Locate each line below that includes "Efficiency" and reproduce it.

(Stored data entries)

★ ★ ★

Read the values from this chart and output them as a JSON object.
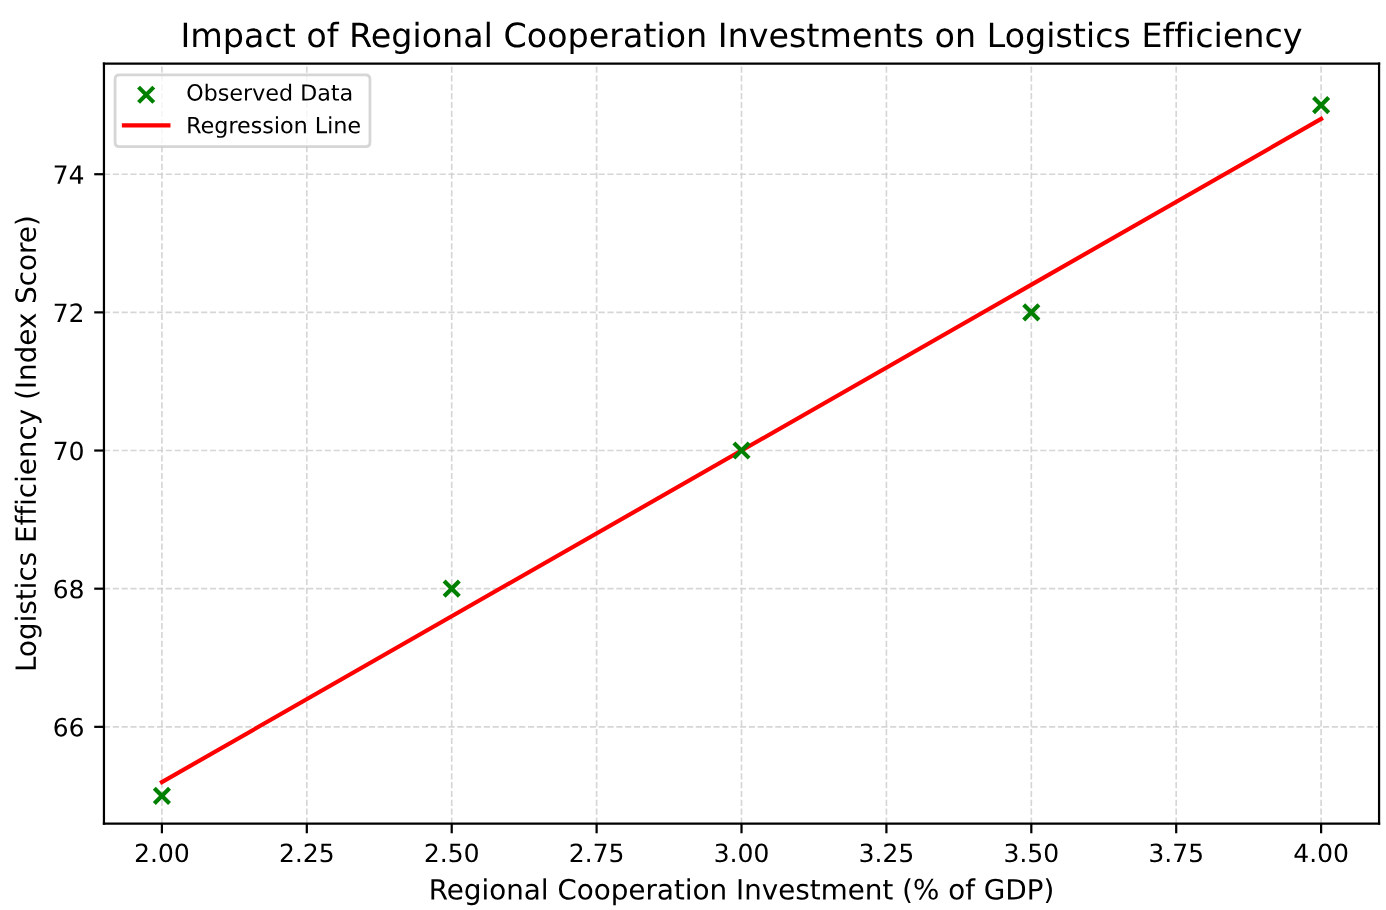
{
  "chart_data": {
    "type": "scatter",
    "title": "Impact of Regional Cooperation Investments on Logistics Efficiency",
    "xlabel": "Regional Cooperation Investment (% of GDP)",
    "ylabel": "Logistics Efficiency (Index Score)",
    "series": [
      {
        "name": "Observed Data",
        "color": "#008000",
        "marker": "cross",
        "x": [
          2.0,
          2.5,
          3.0,
          3.5,
          4.0
        ],
        "values": [
          65,
          68,
          70,
          72,
          75
        ]
      },
      {
        "name": "Regression Line",
        "type": "line",
        "color": "#ff0000",
        "marker": "none",
        "line_style": "solid",
        "x": [
          2.0,
          4.0
        ],
        "values": [
          65.2,
          74.8
        ]
      }
    ],
    "xlim": [
      1.9,
      4.1
    ],
    "ylim": [
      64.6,
      75.6
    ],
    "xticks": [
      {
        "value": 2,
        "label": "2.00"
      },
      2.25,
      {
        "value": 2.5,
        "label": "2.50"
      },
      2.75,
      {
        "value": 3,
        "label": "3.00"
      },
      3.25,
      {
        "value": 3.5,
        "label": "3.50"
      },
      3.75,
      {
        "value": 4,
        "label": "4.00"
      }
    ],
    "yticks": [
      66,
      68,
      70,
      72,
      74
    ],
    "grid": true,
    "legend": "top left"
  }
}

★ ★ ★

Response:
    "title": "Impact of Regional Cooperation Investments on Logistics Efficiency",
    "ylabel": "Logistics Efficiency (Index Score)",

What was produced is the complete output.